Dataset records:
* * * * *
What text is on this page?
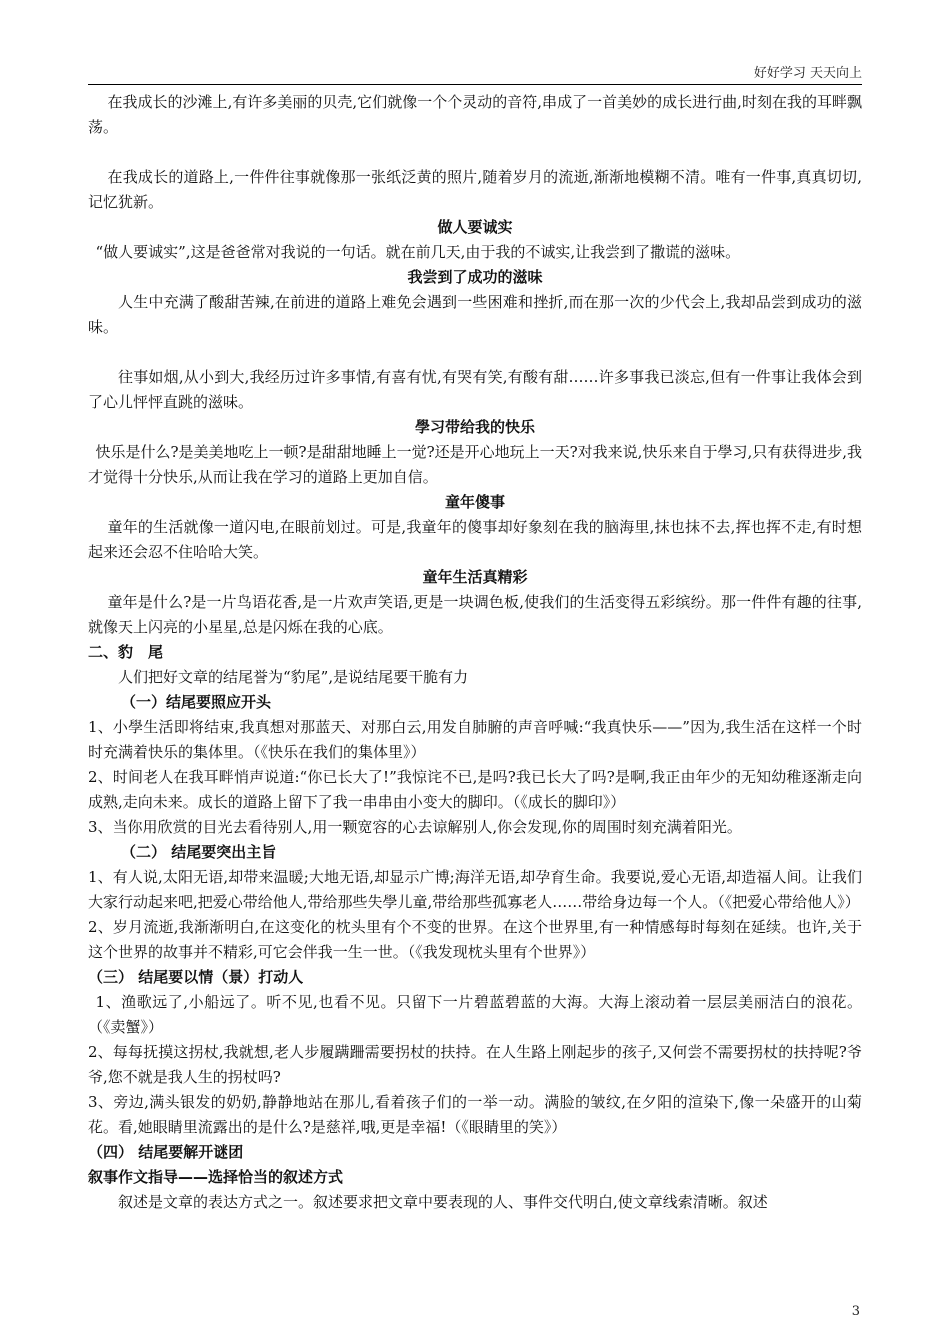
好好学习 天天向上

在我成长的沙滩上,有许多美丽的贝壳,它们就像一个个灵动的音符,串成了一首美妙的成长进行曲,时刻在我的耳畔飘荡。

在我成长的道路上,一件件往事就像那一张纸泛黄的照片,随着岁月的流逝,渐渐地模糊不清。唯有一件事,真真切切,记忆犹新。

做人要诚实

“做人要诚实”,这是爸爸常对我说的一句话。就在前几天,由于我的不诚实,让我尝到了撒谎的滋味。

我尝到了成功的滋味

人生中充满了酸甜苦辣,在前进的道路上难免会遇到一些困难和挫折,而在那一次的少代会上,我却品尝到成功的滋味。

往事如烟,从小到大,我经历过许多事情,有喜有忧,有哭有笑,有酸有甜……许多事我已淡忘,但有一件事让我体会到了心儿怦怦直跳的滋味。

學习带给我的快乐

快乐是什么?是美美地吃上一顿?是甜甜地睡上一觉?还是开心地玩上一天?对我来说,快乐来自于學习,只有获得进步,我才觉得十分快乐,从而让我在学习的道路上更加自信。

童年傻事

童年的生活就像一道闪电,在眼前划过。可是,我童年的傻事却好象刻在我的脑海里,抹也抹不去,挥也挥不走,有时想起来还会忍不住哈哈大笑。

童年生活真精彩

童年是什么?是一片鸟语花香,是一片欢声笑语,更是一块调色板,使我们的生活变得五彩缤纷。那一件件有趣的往事,就像天上闪亮的小星星,总是闪烁在我的心底。

二、豹　尾

人们把好文章的结尾誉为“豹尾”,是说结尾要干脆有力

（一）结尾要照应开头

1、小學生活即将结束,我真想对那蓝天、对那白云,用发自肺腑的声音呼喊:“我真快乐——”因为,我生活在这样一个时时充满着快乐的集体里。（《快乐在我们的集体里》）

2、时间老人在我耳畔悄声说道:“你已长大了!”我惊诧不已,是吗?我已长大了吗?是啊,我正由年少的无知幼稚逐渐走向成熟,走向未来。成长的道路上留下了我一串串由小变大的脚印。（《成长的脚印》）

3、当你用欣赏的目光去看待别人,用一颗宽容的心去谅解别人,你会发现,你的周围时刻充满着阳光。

（二） 结尾要突出主旨

1、有人说,太阳无语,却带来温暖;大地无语,却显示广博;海洋无语,却孕育生命。我要说,爱心无语,却造福人间。让我们大家行动起来吧,把爱心带给他人,带给那些失學儿童,带给那些孤寡老人……带给身边每一个人。（《把爱心带给他人》）

2、岁月流逝,我渐渐明白,在这变化的枕头里有个不变的世界。在这个世界里,有一种情感每时每刻在延续。也许,关于这个世界的故事并不精彩,可它会伴我一生一世。（《我发现枕头里有个世界》）

（三） 结尾要以情（景）打动人

1、渔歌远了,小船远了。听不见,也看不见。只留下一片碧蓝碧蓝的大海。大海上滚动着一层层美丽洁白的浪花。（《卖蟹》）

2、每每抚摸这拐杖,我就想,老人步履蹒跚需要拐杖的扶持。在人生路上刚起步的孩子,又何尝不需要拐杖的扶持呢?爷爷,您不就是我人生的拐杖吗?

3、旁边,满头银发的奶奶,静静地站在那儿,看着孩子们的一举一动。满脸的皱纹,在夕阳的渲染下,像一朵盛开的山菊花。看,她眼睛里流露出的是什么?是慈祥,哦,更是幸福!（《眼睛里的笑》）

（四） 结尾要解开谜团

叙事作文指导——选择恰当的叙述方式

叙述是文章的表达方式之一。叙述要求把文章中要表现的人、事件交代明白,使文章线索清晰。叙述

3
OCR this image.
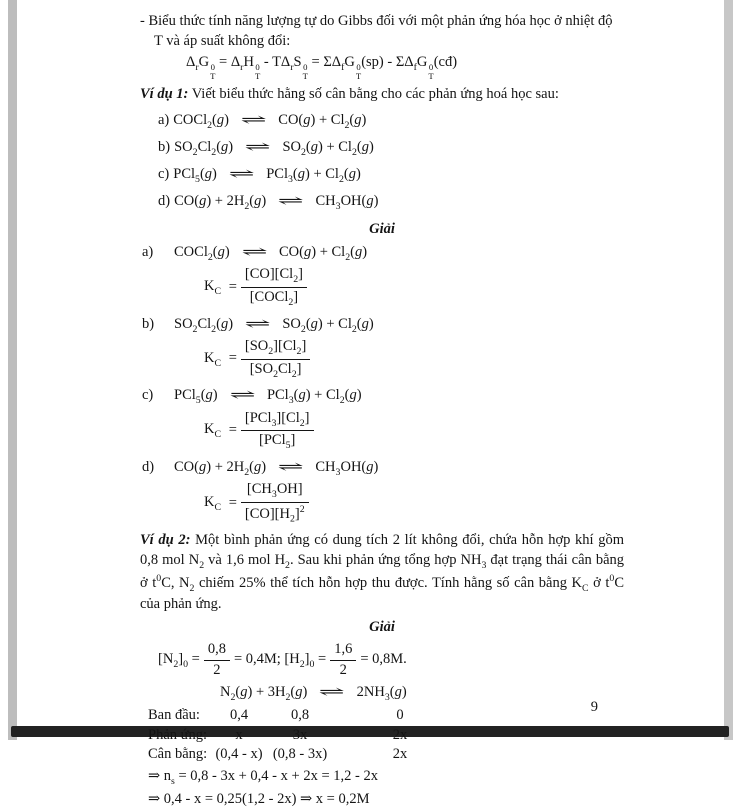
- Biểu thức tính năng lượng tự do Gibbs đối với một phản ứng hóa học ở nhiệt độ
T và áp suất không đổi:
$\Delta_rG$ 0
T
= $\Delta_rH$ 0
T
- $T\Delta_rS$ 0
T
= $\Sigma\Delta_fG$ 0
T
$(sp) - \Sigma\Delta_fG$ 0
T
(cđ)
Ví dụ 1: Viết biểu thức hằng số cân bằng cho các phản ứng hoá học sau:
a) COCl$_2$(g) ⇌ $CO(g) + Cl_2(g)$
b) $SO_2Cl_2(g)$ ⇌ $SO_2(g) + Cl_2(g)$
c) PCl$_5$(g) ⇌ $PCl_3(g) + Cl_2(g)$
d) $CO(g) + 2H_2(g)$ ⇌ $CH_3OH(g)$
Giải
a) COCl$_2$(g) ⇌ $CO(g) + Cl_2(g)$
$K_C = \frac{[CO][Cl_2]}{[COCl_2]}$
b) $SO_2Cl_2(g)$ ⇌ $SO_2(g) + Cl_2(g)$
$K_C = \frac{[SO_2][Cl_2]}{[SO_2Cl_2]}$
c) PCl$_5$(g) ⇌ $PCl_3(g) + Cl_2(g)$
$K_C = \frac{[PCl_3][Cl_2]}{[PCl_5]}$
d) $CO(g) + 2H_2(g)$ ⇌ $CH_3OH(g)$
$K_C = \frac{[CH_3OH]}{[CO][H_2]^2}$
Ví dụ 2: Một bình phản ứng có dung tích 2 lít không đổi, chứa hỗn hợp khí gồm 0,8 mol $N_2$ và 1,6 mol $H_2$. Sau khi phản ứng tổng hợp $NH_3$ đạt trạng thái cân bằng ở $t^0C$, $N_2$ chiếm 25% thể tích hỗn hợp thu được. Tính hằng số cân bằng $K_C$ ở $t^0C$ của phản ứng.
Giải
$[N_2]_0 = \frac{0,8}{2} = 0,4M$; $[H_2]_0 = \frac{1,6}{2} = 0,8M$.
$N_2(g) + 3H_2(g)$ ⇌ $2NH_3(g)$
Ban đầu:	0,4	0,8	0
Phản ứng:	x	3x	2x
Cân bằng: (0,4 - x) (0,8 - 3x)	2x
⇒ $n_s = 0,8 - 3x + 0,4 - x + 2x = 1,2 - 2x$
⇒ 0,4 - x = 0,25(1,2 - 2x) ⇒ x = 0,2M
9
* * * * *
Task description:
Give an exact copy of the material, leaving out every picture.

Result:
What text is on this page?
好好学习 天天向上

在我成长的沙滩上,有许多美丽的贝壳,它们就像一个个灵动的音符,串成了一首美妙的成长进行曲,时刻在我的耳畔飘荡。

在我成长的道路上,一件件往事就像那一张纸泛黄的照片,随着岁月的流逝,渐渐地模糊不清。唯有一件事,真真切切,记忆犹新。

做人要诚实

“做人要诚实”,这是爸爸常对我说的一句话。就在前几天,由于我的不诚实,让我尝到了撒谎的滋味。

我尝到了成功的滋味

人生中充满了酸甜苦辣,在前进的道路上难免会遇到一些困难和挫折,而在那一次的少代会上,我却品尝到成功的滋味。

往事如烟,从小到大,我经历过许多事情,有喜有忧,有哭有笑,有酸有甜……许多事我已淡忘,但有一件事让我体会到了心儿怦怦直跳的滋味。

學习带给我的快乐

快乐是什么?是美美地吃上一顿?是甜甜地睡上一觉?还是开心地玩上一天?对我来说,快乐来自于學习,只有获得进步,我才觉得十分快乐,从而让我在学习的道路上更加自信。

童年傻事

童年的生活就像一道闪电,在眼前划过。可是,我童年的傻事却好象刻在我的脑海里,抹也抹不去,挥也挥不走,有时想起来还会忍不住哈哈大笑。

童年生活真精彩

童年是什么?是一片鸟语花香,是一片欢声笑语,更是一块调色板,使我们的生活变得五彩缤纷。那一件件有趣的往事,就像天上闪亮的小星星,总是闪烁在我的心底。

二、豹　尾

人们把好文章的结尾誉为“豹尾”,是说结尾要干脆有力

（一）结尾要照应开头

1、小學生活即将结束,我真想对那蓝天、对那白云,用发自肺腑的声音呼喊:“我真快乐——”因为,我生活在这样一个时时充满着快乐的集体里。（《快乐在我们的集体里》）

2、时间老人在我耳畔悄声说道:“你已长大了!”我惊诧不已,是吗?我已长大了吗?是啊,我正由年少的无知幼稚逐渐走向成熟,走向未来。成长的道路上留下了我一串串由小变大的脚印。（《成长的脚印》）

3、当你用欣赏的目光去看待别人,用一颗宽容的心去谅解别人,你会发现,你的周围时刻充满着阳光。

（二） 结尾要突出主旨

1、有人说,太阳无语,却带来温暖;大地无语,却显示广博;海洋无语,却孕育生命。我要说,爱心无语,却造福人间。让我们大家行动起来吧,把爱心带给他人,带给那些失學儿童,带给那些孤寡老人……带给身边每一个人。（《把爱心带给他人》）

2、岁月流逝,我渐渐明白,在这变化的枕头里有个不变的世界。在这个世界里,有一种情感每时每刻在延续。也许,关于这个世界的故事并不精彩,可它会伴我一生一世。（《我发现枕头里有个世界》）

（三） 结尾要以情（景）打动人

1、渔歌远了,小船远了。听不见,也看不见。只留下一片碧蓝碧蓝的大海。大海上滚动着一层层美丽洁白的浪花。（《卖蟹》）

2、每每抚摸这拐杖,我就想,老人步履蹒跚需要拐杖的扶持。在人生路上刚起步的孩子,又何尝不需要拐杖的扶持呢?爷爷,您不就是我人生的拐杖吗?

3、旁边,满头银发的奶奶,静静地站在那儿,看着孩子们的一举一动。满脸的皱纹,在夕阳的渲染下,像一朵盛开的山菊花。看,她眼睛里流露出的是什么?是慈祥,哦,更是幸福!（《眼睛里的笑》）

（四） 结尾要解开谜团

叙事作文指导——选择恰当的叙述方式

叙述是文章的表达方式之一。叙述要求把文章中要表现的人、事件交代明白,使文章线索清晰。叙述

3
OCR this image.
- Biểu thức tính năng lượng tự do Gibbs đối với một phản ứng hóa học ở nhiệt độ
T và áp suất không đổi:
$\Delta_rG$ 0
T
= $\Delta_rH$ 0
T
- $T\Delta_rS$ 0
T
= $\Sigma\Delta_fG$ 0
T
$(sp) - \Sigma\Delta_fG$ 0
T
(cđ)
Ví dụ 1: Viết biểu thức hằng số cân bằng cho các phản ứng hoá học sau:
a) COCl$_2$(g) ⇌ $CO(g) + Cl_2(g)$
b) $SO_2Cl_2(g)$ ⇌ $SO_2(g) + Cl_2(g)$
c) PCl$_5$(g) ⇌ $PCl_3(g) + Cl_2(g)$
d) $CO(g) + 2H_2(g)$ ⇌ $CH_3OH(g)$
Giải
a) COCl$_2$(g) ⇌ $CO(g) + Cl_2(g)$
$K_C = \frac{[CO][Cl_2]}{[COCl_2]}$
b) $SO_2Cl_2(g)$ ⇌ $SO_2(g) + Cl_2(g)$
$K_C = \frac{[SO_2][Cl_2]}{[SO_2Cl_2]}$
c) PCl$_5$(g) ⇌ $PCl_3(g) + Cl_2(g)$
$K_C = \frac{[PCl_3][Cl_2]}{[PCl_5]}$
d) $CO(g) + 2H_2(g)$ ⇌ $CH_3OH(g)$
$K_C = \frac{[CH_3OH]}{[CO][H_2]^2}$
Ví dụ 2: Một bình phản ứng có dung tích 2 lít không đổi, chứa hỗn hợp khí gồm 0,8 mol $N_2$ và 1,6 mol $H_2$. Sau khi phản ứng tổng hợp $NH_3$ đạt trạng thái cân bằng ở $t^0C$, $N_2$ chiếm 25% thể tích hỗn hợp thu được. Tính hằng số cân bằng $K_C$ ở $t^0C$ của phản ứng.
Giải
$[N_2]_0 = \frac{0,8}{2} = 0,4M$; $[H_2]_0 = \frac{1,6}{2} = 0,8M$.
$N_2(g) + 3H_2(g)$ ⇌ $2NH_3(g)$
Ban đầu:	0,4	0,8	0
Phản ứng:	x	3x	2x
Cân bằng: (0,4 - x) (0,8 - 3x)	2x
⇒ $n_s = 0,8 - 3x + 0,4 - x + 2x = 1,2 - 2x$
⇒ 0,4 - x = 0,25(1,2 - 2x) ⇒ x = 0,2M
9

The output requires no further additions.